_Work to be completed_
Copy all of the records below line for line, with every character unchanged.

──────────────────────────────

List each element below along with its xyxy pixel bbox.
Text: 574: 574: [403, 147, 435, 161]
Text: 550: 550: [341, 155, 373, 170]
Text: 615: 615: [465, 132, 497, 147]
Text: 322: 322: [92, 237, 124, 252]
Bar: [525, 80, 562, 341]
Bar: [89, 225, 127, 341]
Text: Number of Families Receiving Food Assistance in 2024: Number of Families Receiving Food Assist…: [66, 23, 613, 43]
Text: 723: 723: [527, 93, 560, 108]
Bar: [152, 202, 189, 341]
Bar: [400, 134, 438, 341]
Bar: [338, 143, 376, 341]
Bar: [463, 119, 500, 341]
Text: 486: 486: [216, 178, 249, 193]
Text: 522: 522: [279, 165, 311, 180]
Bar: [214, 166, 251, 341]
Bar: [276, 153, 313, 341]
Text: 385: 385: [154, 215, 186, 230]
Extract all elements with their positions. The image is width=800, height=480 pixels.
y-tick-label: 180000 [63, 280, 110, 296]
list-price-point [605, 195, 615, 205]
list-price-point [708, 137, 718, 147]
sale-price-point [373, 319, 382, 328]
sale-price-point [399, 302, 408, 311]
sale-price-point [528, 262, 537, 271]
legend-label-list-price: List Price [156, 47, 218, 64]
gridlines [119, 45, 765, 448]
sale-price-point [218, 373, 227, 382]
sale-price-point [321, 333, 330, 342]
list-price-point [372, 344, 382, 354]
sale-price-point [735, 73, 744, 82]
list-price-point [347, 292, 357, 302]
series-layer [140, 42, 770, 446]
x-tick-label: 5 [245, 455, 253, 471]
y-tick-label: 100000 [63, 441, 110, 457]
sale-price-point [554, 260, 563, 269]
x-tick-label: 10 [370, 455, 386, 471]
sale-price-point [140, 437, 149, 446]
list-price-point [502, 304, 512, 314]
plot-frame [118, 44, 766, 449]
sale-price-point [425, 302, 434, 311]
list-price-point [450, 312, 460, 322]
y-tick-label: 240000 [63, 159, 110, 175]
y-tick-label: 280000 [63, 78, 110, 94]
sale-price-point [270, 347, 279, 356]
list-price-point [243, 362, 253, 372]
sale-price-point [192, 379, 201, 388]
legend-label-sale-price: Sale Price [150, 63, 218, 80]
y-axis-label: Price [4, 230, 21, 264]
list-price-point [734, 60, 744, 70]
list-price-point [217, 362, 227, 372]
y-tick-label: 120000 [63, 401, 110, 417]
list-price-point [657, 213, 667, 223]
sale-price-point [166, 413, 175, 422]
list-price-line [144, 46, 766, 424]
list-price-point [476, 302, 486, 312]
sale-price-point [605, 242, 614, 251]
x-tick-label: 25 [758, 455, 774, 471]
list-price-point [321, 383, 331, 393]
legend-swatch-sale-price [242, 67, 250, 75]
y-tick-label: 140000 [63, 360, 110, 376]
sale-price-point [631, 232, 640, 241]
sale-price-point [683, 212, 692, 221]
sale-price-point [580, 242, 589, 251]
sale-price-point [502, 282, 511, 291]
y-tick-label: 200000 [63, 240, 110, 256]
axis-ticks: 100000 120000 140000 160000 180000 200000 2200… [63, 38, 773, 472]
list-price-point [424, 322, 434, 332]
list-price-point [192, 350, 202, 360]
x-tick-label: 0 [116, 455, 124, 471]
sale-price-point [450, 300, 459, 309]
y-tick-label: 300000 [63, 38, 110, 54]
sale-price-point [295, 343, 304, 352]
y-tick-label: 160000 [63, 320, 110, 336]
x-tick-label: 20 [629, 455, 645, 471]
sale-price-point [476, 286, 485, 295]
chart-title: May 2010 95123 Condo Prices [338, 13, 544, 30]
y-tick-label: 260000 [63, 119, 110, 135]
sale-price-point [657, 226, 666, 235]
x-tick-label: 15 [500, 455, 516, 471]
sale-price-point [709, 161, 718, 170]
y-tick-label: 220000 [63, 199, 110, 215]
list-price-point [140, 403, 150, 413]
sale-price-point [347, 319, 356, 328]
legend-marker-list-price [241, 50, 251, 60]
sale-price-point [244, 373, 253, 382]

──────────────────────────────

_Output of the task_
List each element below along with its xyxy pixel bbox.
Text: 574: 574: [403, 147, 435, 161]
Text: 550: 550: [341, 155, 373, 170]
Text: 615: 615: [465, 132, 497, 147]
Text: 322: 322: [92, 237, 124, 252]
Bar: [525, 80, 562, 341]
Bar: [89, 225, 127, 341]
Text: Number of Families Receiving Food Assistance in 2024: Number of Families Receiving Food Assist…: [66, 23, 613, 43]
Text: 723: 723: [527, 93, 560, 108]
Bar: [152, 202, 189, 341]
Bar: [400, 134, 438, 341]
Bar: [338, 143, 376, 341]
Bar: [463, 119, 500, 341]
Text: 486: 486: [216, 178, 249, 193]
Text: 522: 522: [279, 165, 311, 180]
Bar: [214, 166, 251, 341]
Bar: [276, 153, 313, 341]
Text: 385: 385: [154, 215, 186, 230]
Extract all elements with their positions. The image is width=800, height=480 pixels.
y-tick-label: 180000 [63, 280, 110, 296]
list-price-point [605, 195, 615, 205]
list-price-point [708, 137, 718, 147]
sale-price-point [373, 319, 382, 328]
sale-price-point [399, 302, 408, 311]
sale-price-point [528, 262, 537, 271]
legend-label-list-price: List Price [156, 47, 218, 64]
gridlines [119, 45, 765, 448]
sale-price-point [218, 373, 227, 382]
sale-price-point [321, 333, 330, 342]
list-price-point [372, 344, 382, 354]
sale-price-point [735, 73, 744, 82]
list-price-point [347, 292, 357, 302]
series-layer [140, 42, 770, 446]
x-tick-label: 5 [245, 455, 253, 471]
y-tick-label: 100000 [63, 441, 110, 457]
sale-price-point [554, 260, 563, 269]
x-tick-label: 10 [370, 455, 386, 471]
sale-price-point [140, 437, 149, 446]
list-price-point [502, 304, 512, 314]
plot-frame [118, 44, 766, 449]
sale-price-point [425, 302, 434, 311]
list-price-point [450, 312, 460, 322]
y-tick-label: 240000 [63, 159, 110, 175]
y-tick-label: 280000 [63, 78, 110, 94]
sale-price-point [270, 347, 279, 356]
list-price-point [243, 362, 253, 372]
sale-price-point [192, 379, 201, 388]
legend-label-sale-price: Sale Price [150, 63, 218, 80]
y-axis-label: Price [4, 230, 21, 264]
list-price-point [734, 60, 744, 70]
list-price-point [217, 362, 227, 372]
y-tick-label: 120000 [63, 401, 110, 417]
list-price-point [657, 213, 667, 223]
sale-price-point [166, 413, 175, 422]
list-price-line [144, 46, 766, 424]
list-price-point [476, 302, 486, 312]
sale-price-point [605, 242, 614, 251]
x-tick-label: 25 [758, 455, 774, 471]
list-price-point [321, 383, 331, 393]
legend-swatch-sale-price [242, 67, 250, 75]
y-tick-label: 140000 [63, 360, 110, 376]
sale-price-point [631, 232, 640, 241]
sale-price-point [683, 212, 692, 221]
sale-price-point [580, 242, 589, 251]
sale-price-point [502, 282, 511, 291]
y-tick-label: 200000 [63, 240, 110, 256]
axis-ticks: 100000 120000 140000 160000 180000 200000 2200… [63, 38, 773, 472]
list-price-point [424, 322, 434, 332]
list-price-point [192, 350, 202, 360]
x-tick-label: 0 [116, 455, 124, 471]
sale-price-point [450, 300, 459, 309]
y-tick-label: 300000 [63, 38, 110, 54]
sale-price-point [295, 343, 304, 352]
y-tick-label: 160000 [63, 320, 110, 336]
x-tick-label: 20 [629, 455, 645, 471]
sale-price-point [476, 286, 485, 295]
chart-title: May 2010 95123 Condo Prices [338, 13, 544, 30]
y-tick-label: 260000 [63, 119, 110, 135]
sale-price-point [657, 226, 666, 235]
x-tick-label: 15 [500, 455, 516, 471]
sale-price-point [709, 161, 718, 170]
y-tick-label: 220000 [63, 199, 110, 215]
list-price-point [140, 403, 150, 413]
sale-price-point [347, 319, 356, 328]
legend-marker-list-price [241, 50, 251, 60]
sale-price-point [244, 373, 253, 382]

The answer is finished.